**Exercise aim**: Copy every entry word for word, but skip the pictures.

**Material supplied**:
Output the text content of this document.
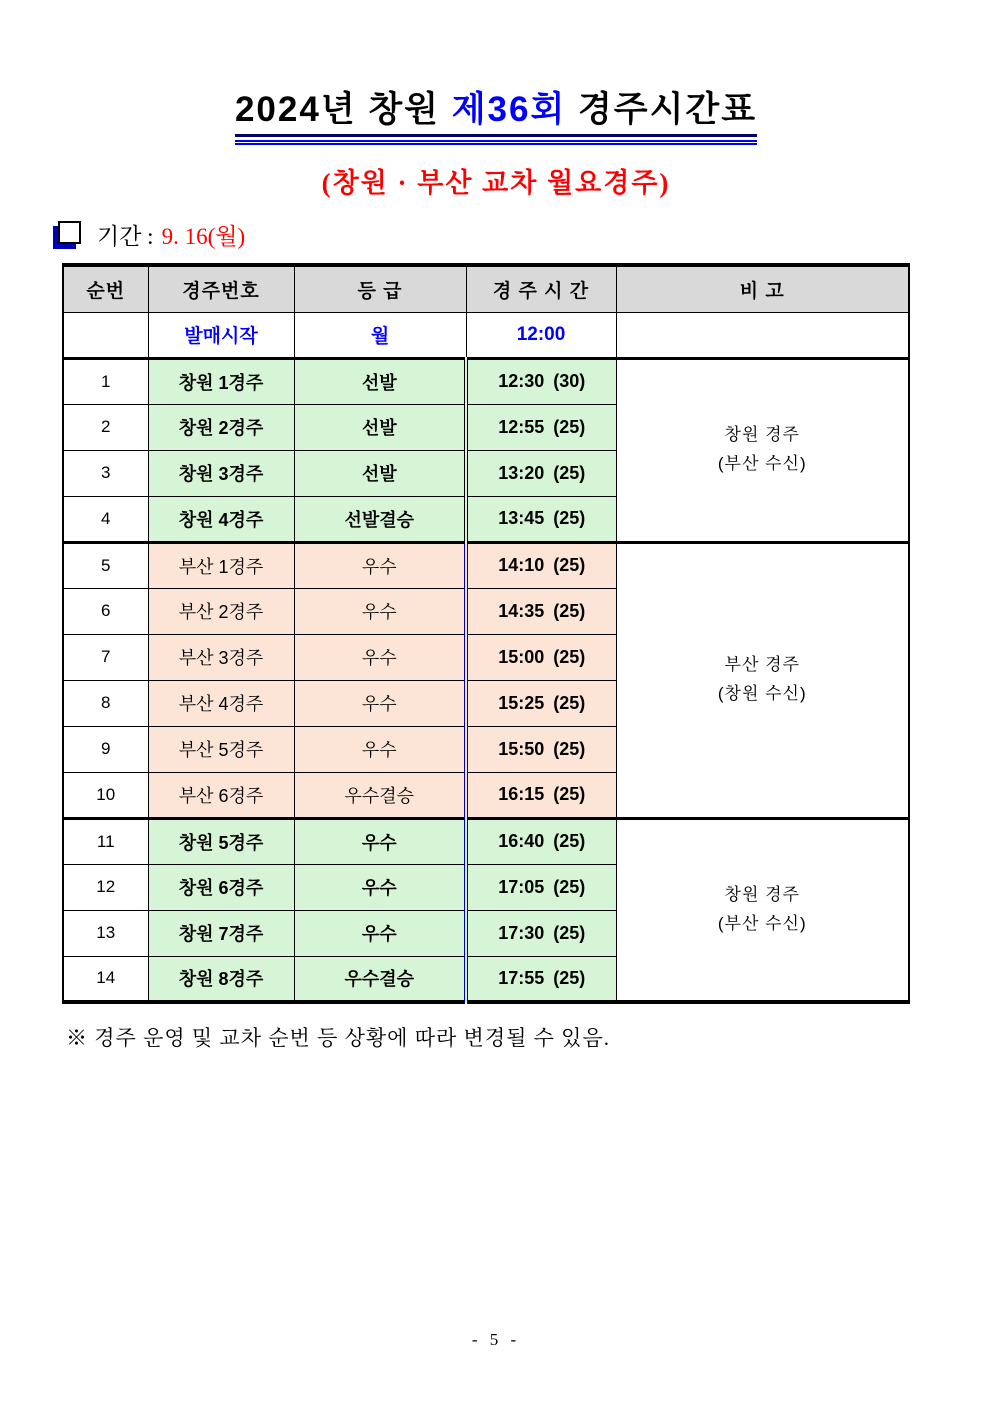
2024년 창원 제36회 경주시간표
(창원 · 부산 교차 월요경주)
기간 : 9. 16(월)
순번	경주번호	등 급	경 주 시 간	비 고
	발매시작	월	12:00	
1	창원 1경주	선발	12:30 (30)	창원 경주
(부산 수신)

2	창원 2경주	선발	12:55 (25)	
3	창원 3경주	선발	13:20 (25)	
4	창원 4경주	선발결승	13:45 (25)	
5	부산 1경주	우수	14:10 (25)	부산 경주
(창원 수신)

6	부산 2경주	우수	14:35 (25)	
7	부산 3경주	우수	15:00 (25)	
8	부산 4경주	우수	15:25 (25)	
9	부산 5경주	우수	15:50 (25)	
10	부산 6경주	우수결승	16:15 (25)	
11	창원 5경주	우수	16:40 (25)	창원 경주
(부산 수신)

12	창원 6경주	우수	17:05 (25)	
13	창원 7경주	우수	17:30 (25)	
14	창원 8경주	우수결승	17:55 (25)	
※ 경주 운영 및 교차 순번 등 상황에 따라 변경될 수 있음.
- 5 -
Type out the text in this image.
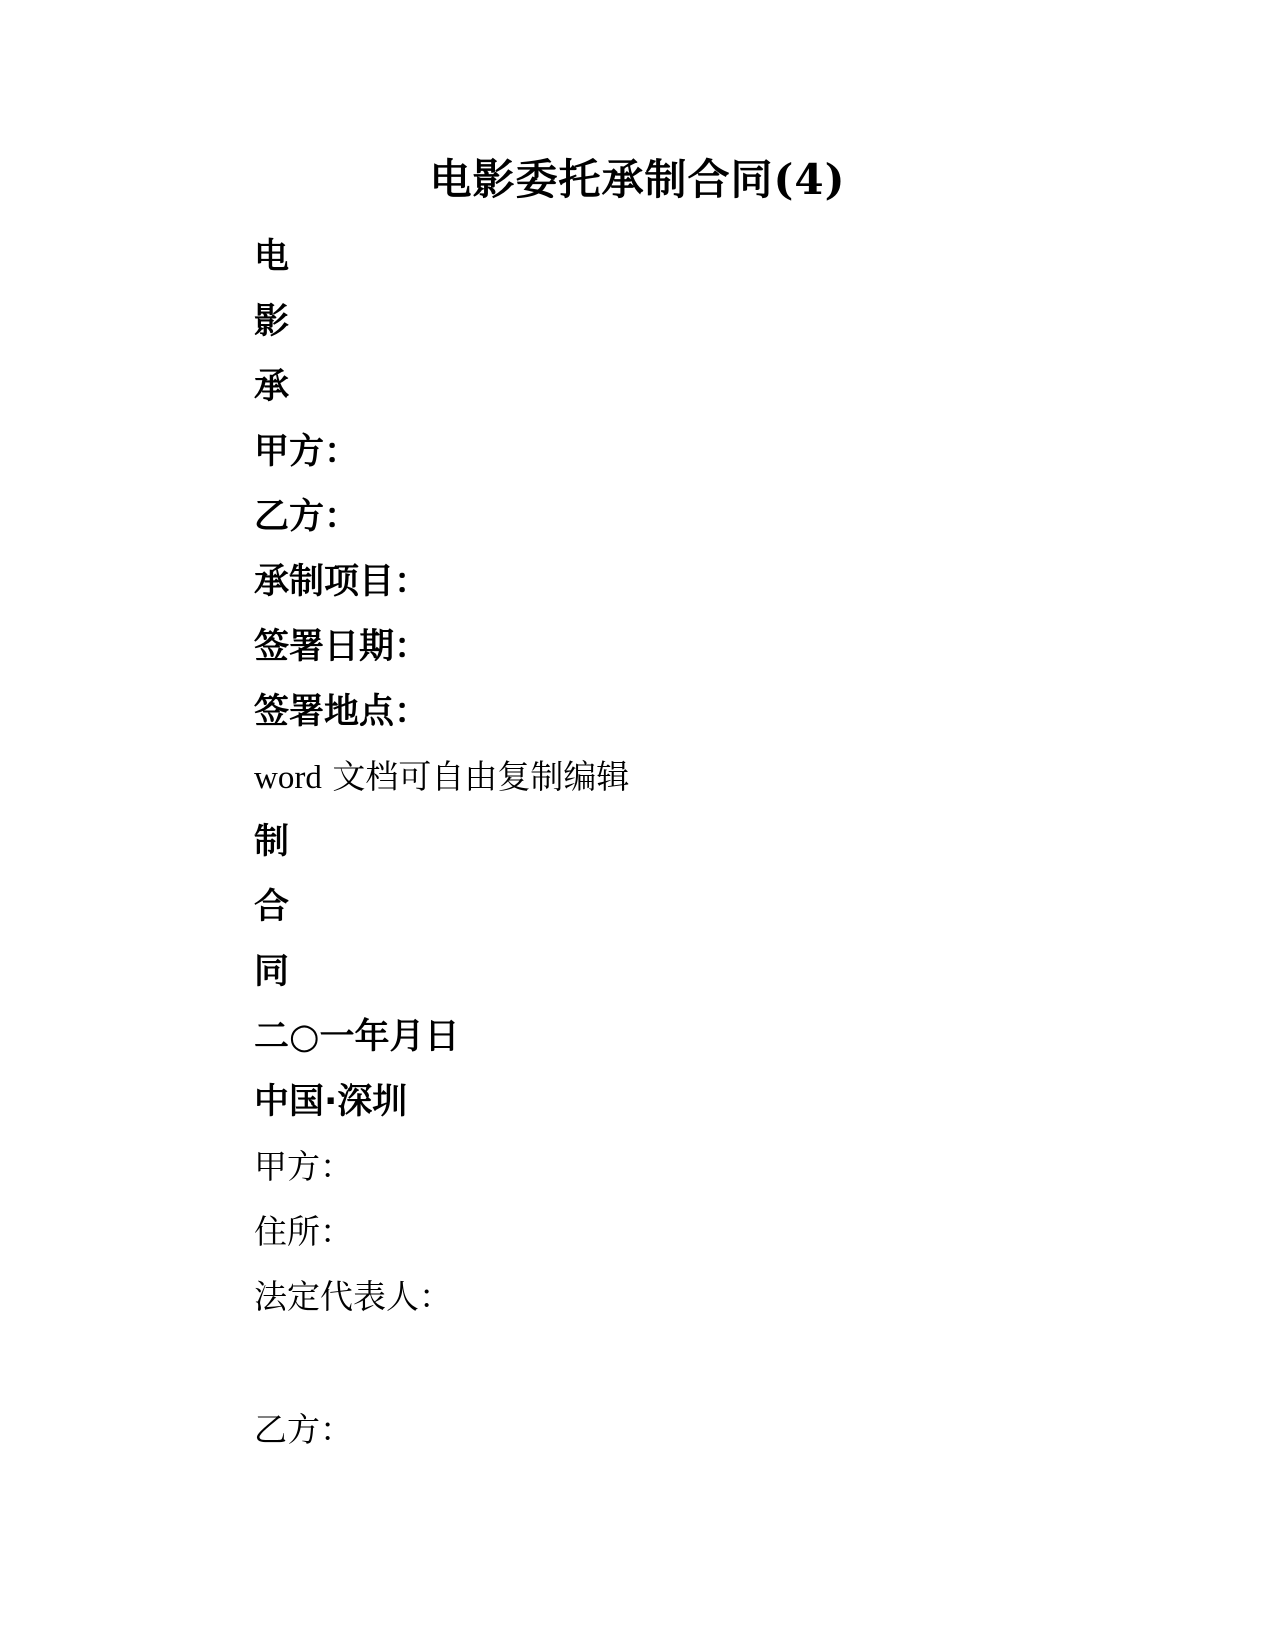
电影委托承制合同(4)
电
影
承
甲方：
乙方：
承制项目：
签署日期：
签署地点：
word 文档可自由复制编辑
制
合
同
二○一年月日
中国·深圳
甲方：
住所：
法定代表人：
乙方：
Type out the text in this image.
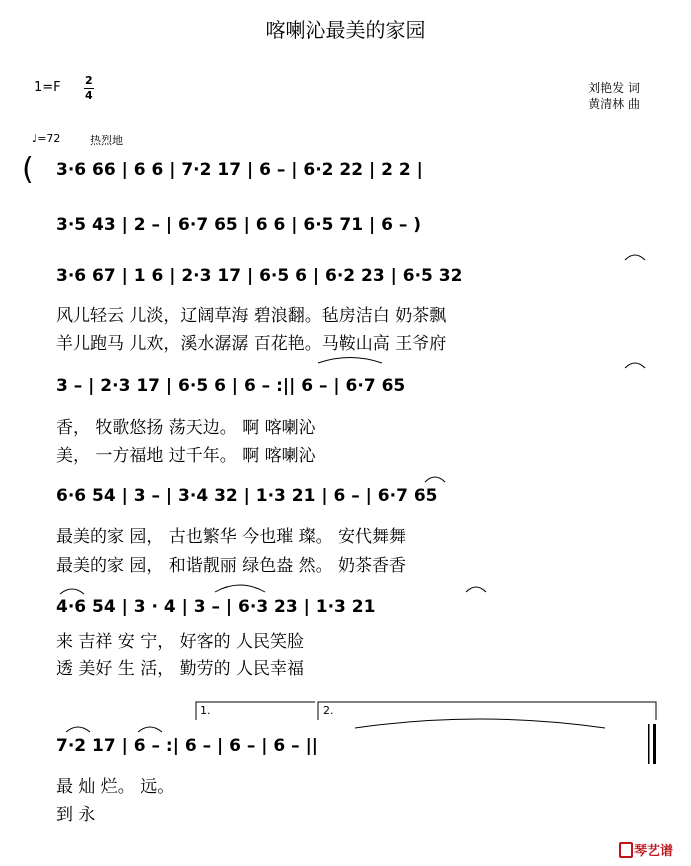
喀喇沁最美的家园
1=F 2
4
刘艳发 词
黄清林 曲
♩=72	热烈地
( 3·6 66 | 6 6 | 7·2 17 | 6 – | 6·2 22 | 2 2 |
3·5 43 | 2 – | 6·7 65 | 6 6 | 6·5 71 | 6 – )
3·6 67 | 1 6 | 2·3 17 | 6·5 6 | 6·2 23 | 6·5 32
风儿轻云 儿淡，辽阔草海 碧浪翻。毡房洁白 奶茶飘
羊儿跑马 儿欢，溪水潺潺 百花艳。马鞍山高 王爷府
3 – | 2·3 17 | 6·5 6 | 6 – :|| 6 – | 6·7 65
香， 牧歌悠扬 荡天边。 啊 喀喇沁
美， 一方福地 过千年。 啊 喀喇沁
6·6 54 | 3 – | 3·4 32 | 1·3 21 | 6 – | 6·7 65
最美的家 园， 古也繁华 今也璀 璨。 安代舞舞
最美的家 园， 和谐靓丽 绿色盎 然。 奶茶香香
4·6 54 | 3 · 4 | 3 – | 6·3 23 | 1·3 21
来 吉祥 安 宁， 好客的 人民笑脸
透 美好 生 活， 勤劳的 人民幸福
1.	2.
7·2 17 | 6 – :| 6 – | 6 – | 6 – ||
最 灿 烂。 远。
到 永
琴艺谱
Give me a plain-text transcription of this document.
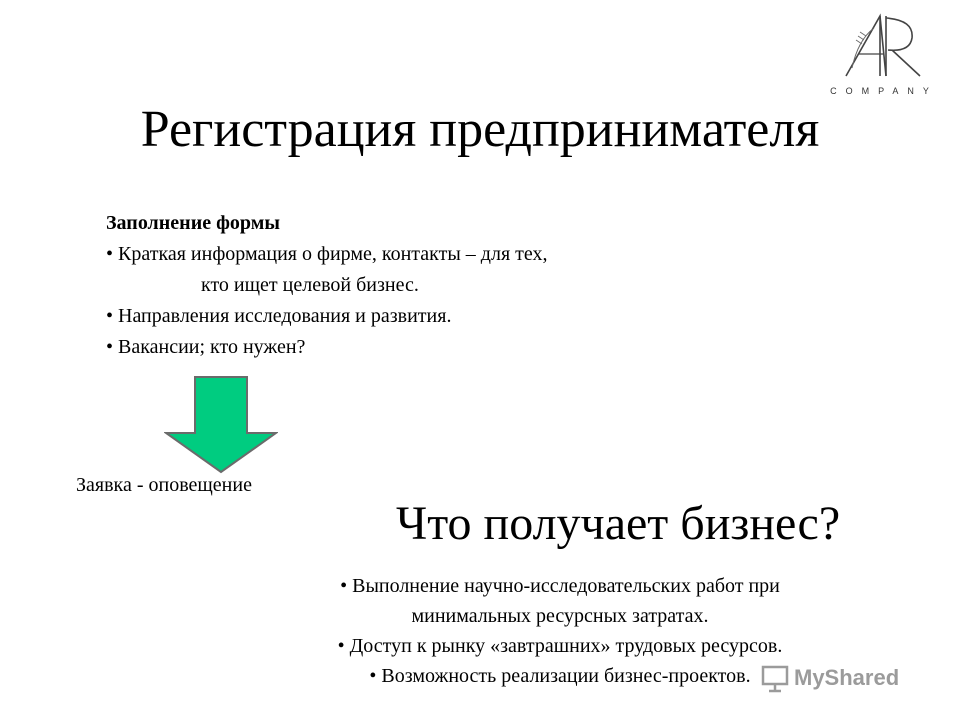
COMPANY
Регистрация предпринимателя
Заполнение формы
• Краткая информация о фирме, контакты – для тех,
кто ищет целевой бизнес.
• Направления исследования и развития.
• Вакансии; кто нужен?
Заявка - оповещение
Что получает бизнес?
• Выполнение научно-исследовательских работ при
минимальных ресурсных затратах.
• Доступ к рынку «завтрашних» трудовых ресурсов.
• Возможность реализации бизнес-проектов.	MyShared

**Response to this task**:
Output the text content of this document.
2024년 창원 제36회 경주시간표
(창원 · 부산 교차 월요경주)
기간 : 9. 16(월)
순번	경주번호	등 급	경 주 시 간	비 고
	발매시작	월	12:00	
1	창원 1경주	선발	12:30 (30)	창원 경주
(부산 수신)

2	창원 2경주	선발	12:55 (25)	
3	창원 3경주	선발	13:20 (25)	
4	창원 4경주	선발결승	13:45 (25)	
5	부산 1경주	우수	14:10 (25)	부산 경주
(창원 수신)

6	부산 2경주	우수	14:35 (25)	
7	부산 3경주	우수	15:00 (25)	
8	부산 4경주	우수	15:25 (25)	
9	부산 5경주	우수	15:50 (25)	
10	부산 6경주	우수결승	16:15 (25)	
11	창원 5경주	우수	16:40 (25)	창원 경주
(부산 수신)

12	창원 6경주	우수	17:05 (25)	
13	창원 7경주	우수	17:30 (25)	
14	창원 8경주	우수결승	17:55 (25)	
※ 경주 운영 및 교차 순번 등 상황에 따라 변경될 수 있음.
- 5 -
Type out the text in this image.
电影委托承制合同(4)
电
影
承
甲方：
乙方：
承制项目：
签署日期：
签署地点：
word 文档可自由复制编辑
制
合
同
二○一年月日
中国·深圳
甲方：
住所：
法定代表人：
乙方：
Type out the text in this image.
喀喇沁最美的家园
1=F 2
4
刘艳发 词
黄清林 曲
♩=72	热烈地
( 3·6 66 | 6 6 | 7·2 17 | 6 – | 6·2 22 | 2 2 |
3·5 43 | 2 – | 6·7 65 | 6 6 | 6·5 71 | 6 – )
3·6 67 | 1 6 | 2·3 17 | 6·5 6 | 6·2 23 | 6·5 32
风儿轻云 儿淡，辽阔草海 碧浪翻。毡房洁白 奶茶飘
羊儿跑马 儿欢，溪水潺潺 百花艳。马鞍山高 王爷府
3 – | 2·3 17 | 6·5 6 | 6 – :|| 6 – | 6·7 65
香， 牧歌悠扬 荡天边。 啊 喀喇沁
美， 一方福地 过千年。 啊 喀喇沁
6·6 54 | 3 – | 3·4 32 | 1·3 21 | 6 – | 6·7 65
最美的家 园， 古也繁华 今也璀 璨。 安代舞舞
最美的家 园， 和谐靓丽 绿色盎 然。 奶茶香香
4·6 54 | 3 · 4 | 3 – | 6·3 23 | 1·3 21
来 吉祥 安 宁， 好客的 人民笑脸
透 美好 生 活， 勤劳的 人民幸福
1.	2.
7·2 17 | 6 – :| 6 – | 6 – | 6 – ||
最 灿 烂。 远。
到 永
琴艺谱
Give me a plain-text transcription of this document.
COMPANY
Регистрация предпринимателя
Заполнение формы
• Краткая информация о фирме, контакты – для тех,
кто ищет целевой бизнес.
• Направления исследования и развития.
• Вакансии; кто нужен?
Заявка - оповещение
Что получает бизнес?
• Выполнение научно-исследовательских работ при
минимальных ресурсных затратах.
• Доступ к рынку «завтрашних» трудовых ресурсов.
• Возможность реализации бизнес-проектов.	MyShared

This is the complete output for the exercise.